- [What needs to be done]: Tally the lines in the data that follows that include the word "coreano", and report nothing but the total.

- [Input for this task]:
* BEGIN *

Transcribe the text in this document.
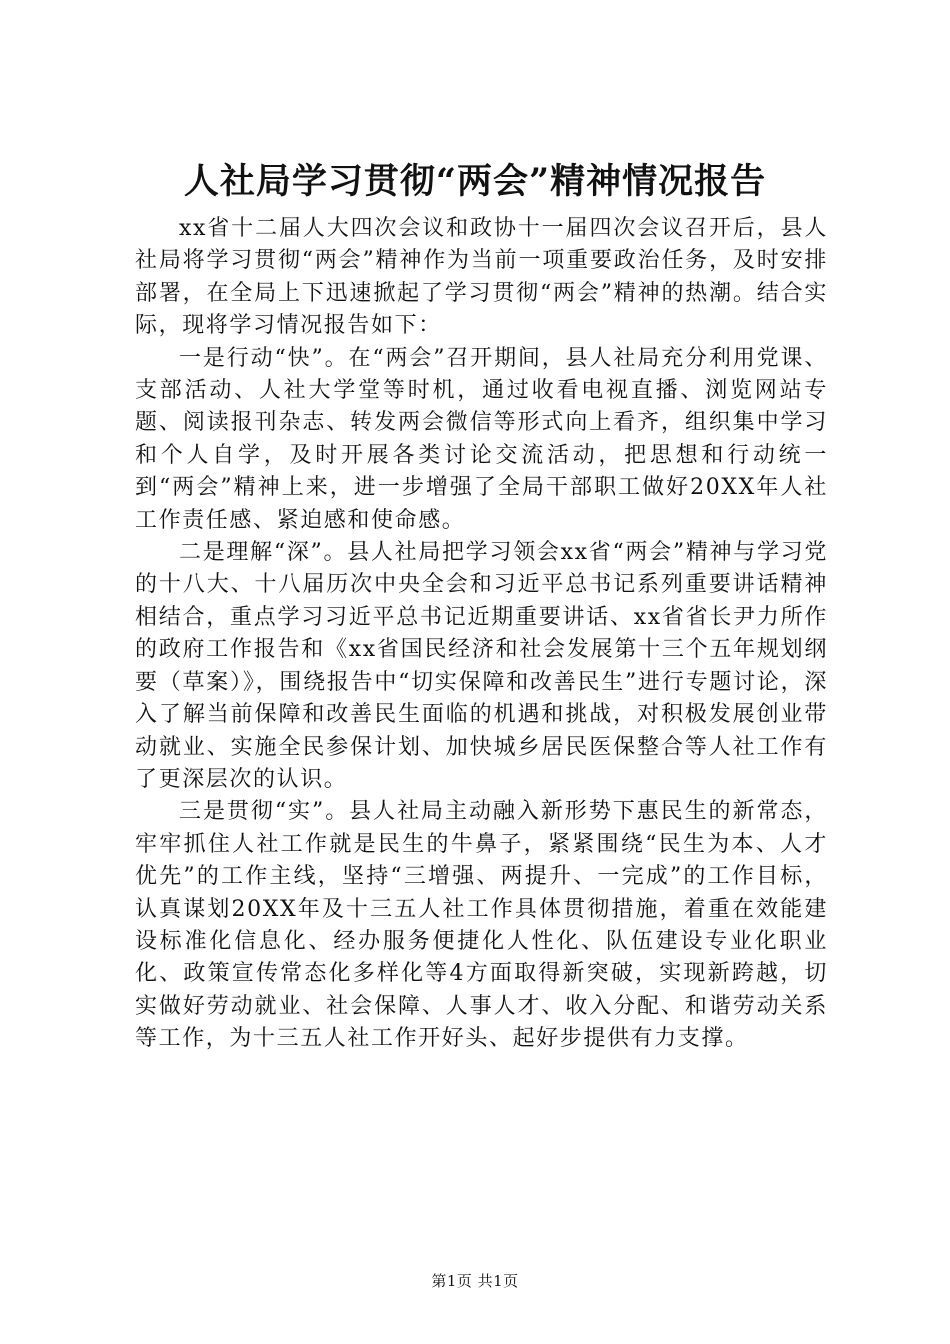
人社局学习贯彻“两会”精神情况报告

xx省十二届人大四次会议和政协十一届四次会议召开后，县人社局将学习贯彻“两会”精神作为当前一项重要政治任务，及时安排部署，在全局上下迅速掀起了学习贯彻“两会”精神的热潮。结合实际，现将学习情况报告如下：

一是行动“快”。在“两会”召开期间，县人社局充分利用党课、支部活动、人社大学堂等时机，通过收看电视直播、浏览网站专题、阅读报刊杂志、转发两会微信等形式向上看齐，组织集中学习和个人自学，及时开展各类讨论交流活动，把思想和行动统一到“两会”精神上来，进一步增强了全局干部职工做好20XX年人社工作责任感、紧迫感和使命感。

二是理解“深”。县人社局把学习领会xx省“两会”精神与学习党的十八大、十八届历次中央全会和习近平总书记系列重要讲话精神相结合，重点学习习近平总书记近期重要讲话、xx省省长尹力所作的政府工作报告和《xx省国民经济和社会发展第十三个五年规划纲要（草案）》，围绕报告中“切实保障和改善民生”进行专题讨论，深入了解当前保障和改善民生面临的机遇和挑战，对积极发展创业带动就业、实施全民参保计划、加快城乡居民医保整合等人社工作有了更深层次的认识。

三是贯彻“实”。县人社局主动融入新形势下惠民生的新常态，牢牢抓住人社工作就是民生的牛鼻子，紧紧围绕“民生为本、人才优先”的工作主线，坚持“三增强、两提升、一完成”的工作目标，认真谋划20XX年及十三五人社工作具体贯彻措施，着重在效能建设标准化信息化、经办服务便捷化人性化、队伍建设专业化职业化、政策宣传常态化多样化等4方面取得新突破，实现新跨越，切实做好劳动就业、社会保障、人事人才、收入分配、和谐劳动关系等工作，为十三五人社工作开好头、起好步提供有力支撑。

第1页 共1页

* END *
* BEGIN *

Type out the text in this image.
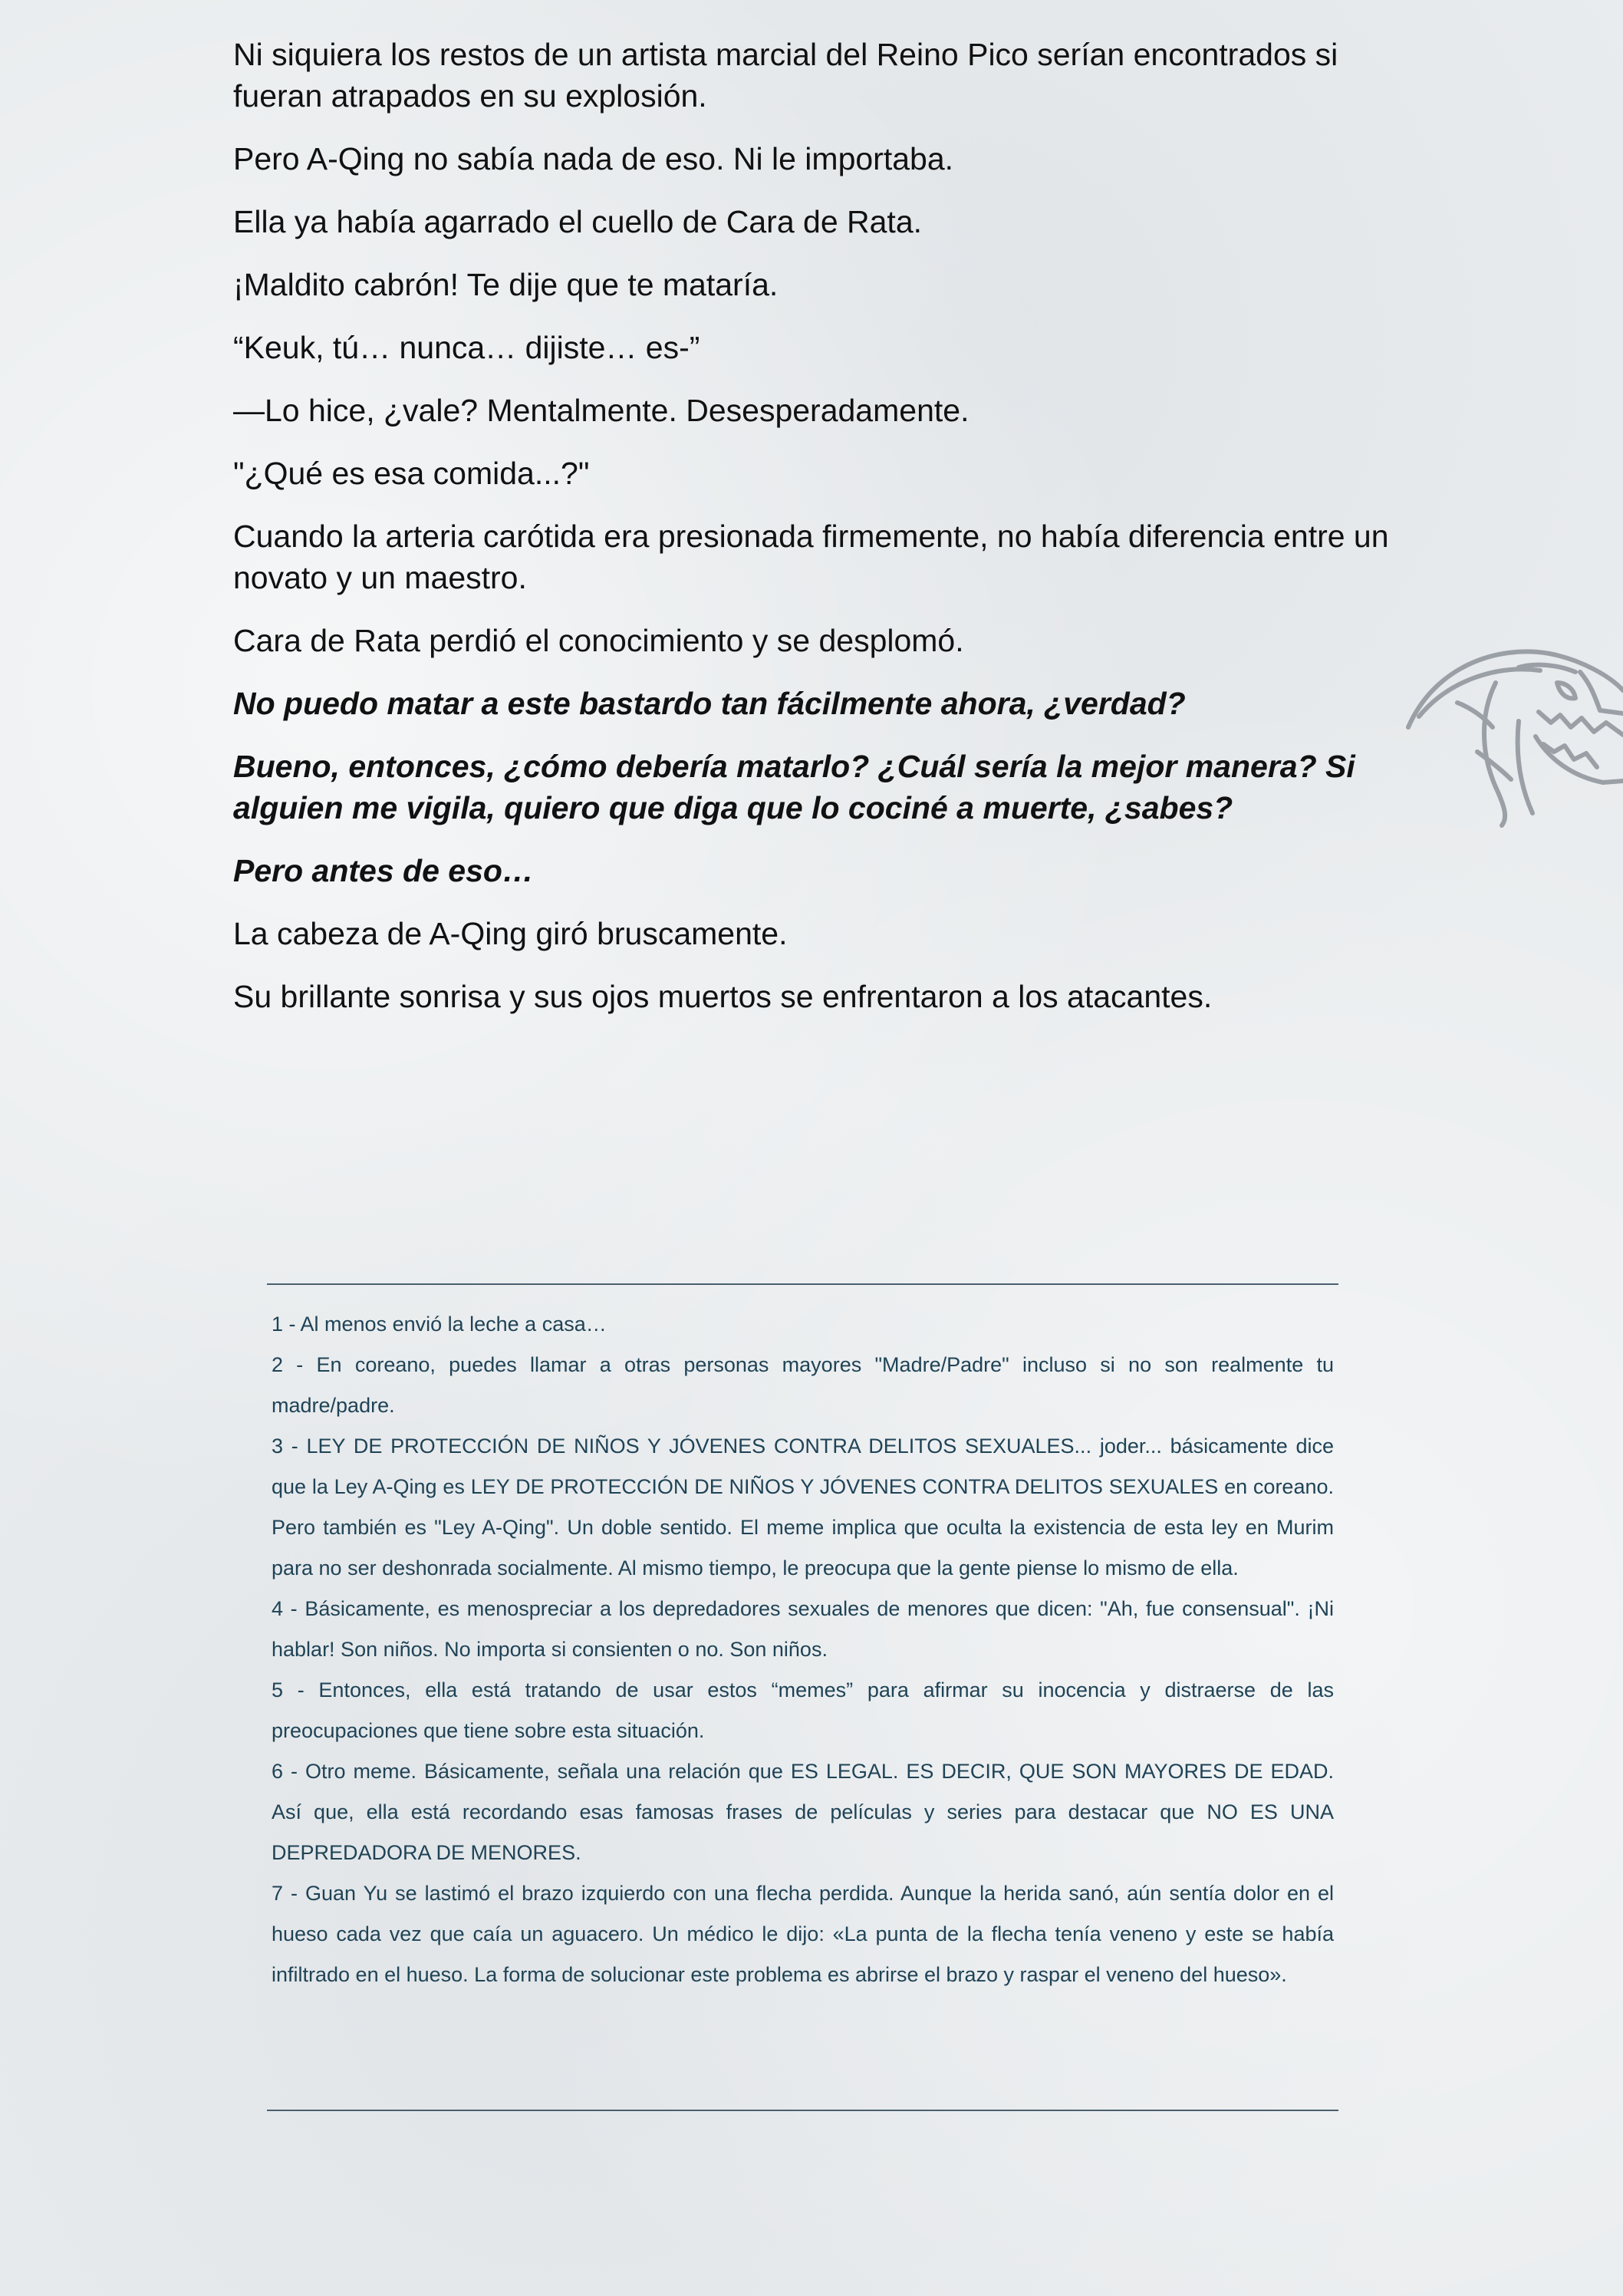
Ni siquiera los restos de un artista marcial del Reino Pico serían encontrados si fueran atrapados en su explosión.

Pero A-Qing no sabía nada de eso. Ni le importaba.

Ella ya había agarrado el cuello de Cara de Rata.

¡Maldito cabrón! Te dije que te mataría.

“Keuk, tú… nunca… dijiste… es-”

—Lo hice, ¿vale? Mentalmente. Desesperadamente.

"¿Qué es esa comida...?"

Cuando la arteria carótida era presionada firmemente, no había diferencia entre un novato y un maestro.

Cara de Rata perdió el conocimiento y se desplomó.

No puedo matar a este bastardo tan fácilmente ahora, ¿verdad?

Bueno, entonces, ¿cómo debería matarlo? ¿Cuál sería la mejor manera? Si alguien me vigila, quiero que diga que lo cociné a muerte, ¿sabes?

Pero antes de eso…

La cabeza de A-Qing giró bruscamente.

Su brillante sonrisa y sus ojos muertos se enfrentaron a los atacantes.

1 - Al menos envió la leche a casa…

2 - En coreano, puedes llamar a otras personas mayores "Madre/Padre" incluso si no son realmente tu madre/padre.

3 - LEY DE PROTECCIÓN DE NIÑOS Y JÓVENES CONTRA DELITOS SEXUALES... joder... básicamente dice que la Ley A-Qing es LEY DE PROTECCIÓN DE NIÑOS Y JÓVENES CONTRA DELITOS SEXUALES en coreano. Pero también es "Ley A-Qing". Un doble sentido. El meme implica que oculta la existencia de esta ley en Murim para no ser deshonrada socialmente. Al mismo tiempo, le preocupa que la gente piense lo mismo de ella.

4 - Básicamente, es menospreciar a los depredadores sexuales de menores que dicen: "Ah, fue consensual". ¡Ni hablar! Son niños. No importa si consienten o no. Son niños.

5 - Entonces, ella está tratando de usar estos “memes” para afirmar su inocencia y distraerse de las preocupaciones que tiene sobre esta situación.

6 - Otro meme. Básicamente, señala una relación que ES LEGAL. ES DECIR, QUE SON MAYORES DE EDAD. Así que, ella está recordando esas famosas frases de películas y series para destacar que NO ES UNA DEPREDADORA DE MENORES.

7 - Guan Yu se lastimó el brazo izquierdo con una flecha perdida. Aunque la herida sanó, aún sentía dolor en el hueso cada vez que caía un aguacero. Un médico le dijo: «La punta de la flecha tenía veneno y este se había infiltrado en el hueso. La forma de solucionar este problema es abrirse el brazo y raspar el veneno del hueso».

* END *

- [Answer to the problem]: 2